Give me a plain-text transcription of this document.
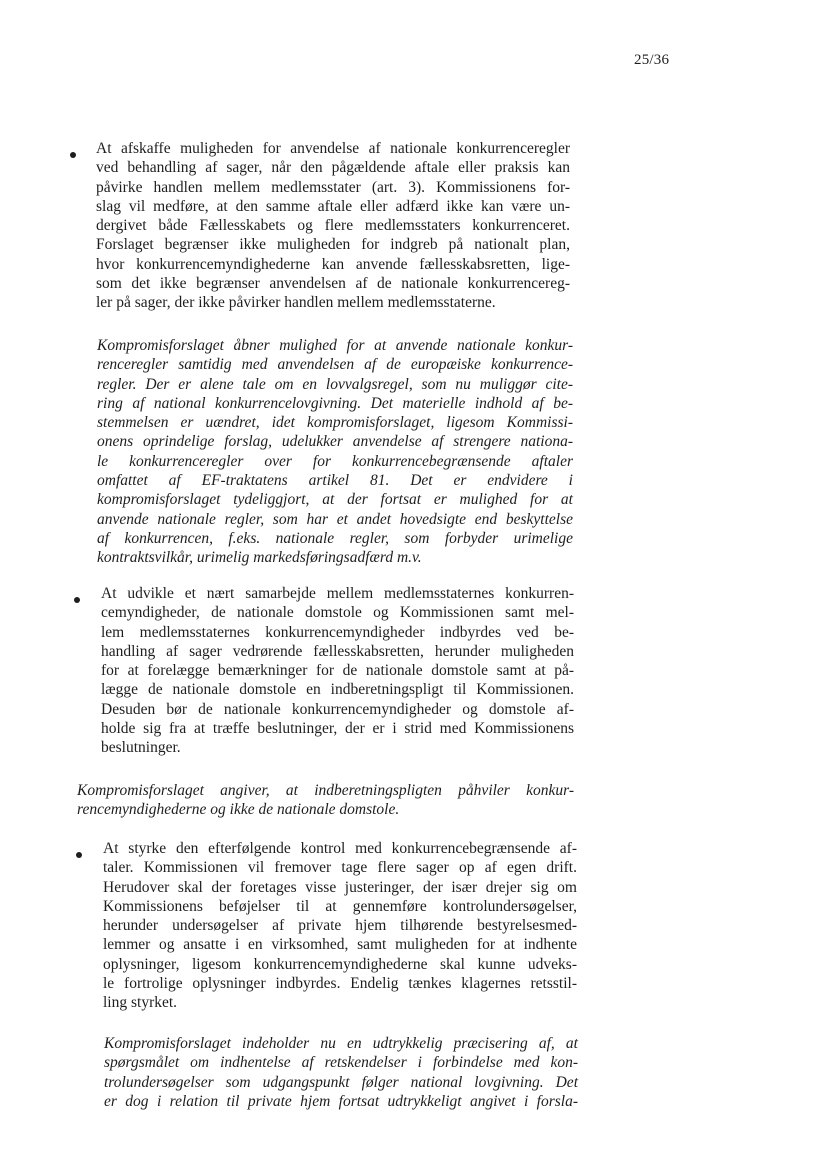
25/36
At afskaffe muligheden for anvendelse af nationale konkurrenceregler
ved behandling af sager, når den pågældende aftale eller praksis kan
påvirke handlen mellem medlemsstater (art. 3). Kommissionens for-
slag vil medføre, at den samme aftale eller adfærd ikke kan være un-
dergivet både Fællesskabets og flere medlemsstaters konkurrenceret.
Forslaget begrænser ikke muligheden for indgreb på nationalt plan,
hvor konkurrencemyndighederne kan anvende fællesskabsretten, lige-
som det ikke begrænser anvendelsen af de nationale konkurrencereg-
ler på sager, der ikke påvirker handlen mellem medlemsstaterne.
Kompromisforslaget åbner mulighed for at anvende nationale konkur-
renceregler samtidig med anvendelsen af de europæiske konkurrence-
regler. Der er alene tale om en lovvalgsregel, som nu muliggør cite-
ring af national konkurrencelovgivning. Det materielle indhold af be-
stemmelsen er uændret, idet kompromisforslaget, ligesom Kommissi-
onens oprindelige forslag, udelukker anvendelse af strengere nationa-
le konkurrenceregler over for konkurrencebegrænsende aftaler
omfattet af EF-traktatens artikel 81. Det er endvidere i
kompromisforslaget tydeliggjort, at der fortsat er mulighed for at
anvende nationale regler, som har et andet hovedsigte end beskyttelse
af konkurrencen, f.eks. nationale regler, som forbyder urimelige
kontraktsvilkår, urimelig markedsføringsadfærd m.v.
At udvikle et nært samarbejde mellem medlemsstaternes konkurren-
cemyndigheder, de nationale domstole og Kommissionen samt mel-
lem medlemsstaternes konkurrencemyndigheder indbyrdes ved be-
handling af sager vedrørende fællesskabsretten, herunder muligheden
for at forelægge bemærkninger for de nationale domstole samt at på-
lægge de nationale domstole en indberetningspligt til Kommissionen.
Desuden bør de nationale konkurrencemyndigheder og domstole af-
holde sig fra at træffe beslutninger, der er i strid med Kommissionens
beslutninger.
Kompromisforslaget angiver, at indberetningspligten påhviler konkur-
rencemyndighederne og ikke de nationale domstole.
At styrke den efterfølgende kontrol med konkurrencebegrænsende af-
taler. Kommissionen vil fremover tage flere sager op af egen drift.
Herudover skal der foretages visse justeringer, der især drejer sig om
Kommissionens beføjelser til at gennemføre kontrolundersøgelser,
herunder undersøgelser af private hjem tilhørende bestyrelsesmed-
lemmer og ansatte i en virksomhed, samt muligheden for at indhente
oplysninger, ligesom konkurrencemyndighederne skal kunne udveks-
le fortrolige oplysninger indbyrdes. Endelig tænkes klagernes retsstil-
ling styrket.
Kompromisforslaget indeholder nu en udtrykkelig præcisering af, at
spørgsmålet om indhentelse af retskendelser i forbindelse med kon-
trolundersøgelser som udgangspunkt følger national lovgivning. Det
er dog i relation til private hjem fortsat udtrykkeligt angivet i forsla-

__Your goal__
In the records above, locate each line with the word "skal". Copy all such lines.

__Answer to the task__
Herudover skal der foretages visse justeringer, der især drejer sig om
oplysninger, ligesom konkurrencemyndighederne skal kunne udveks-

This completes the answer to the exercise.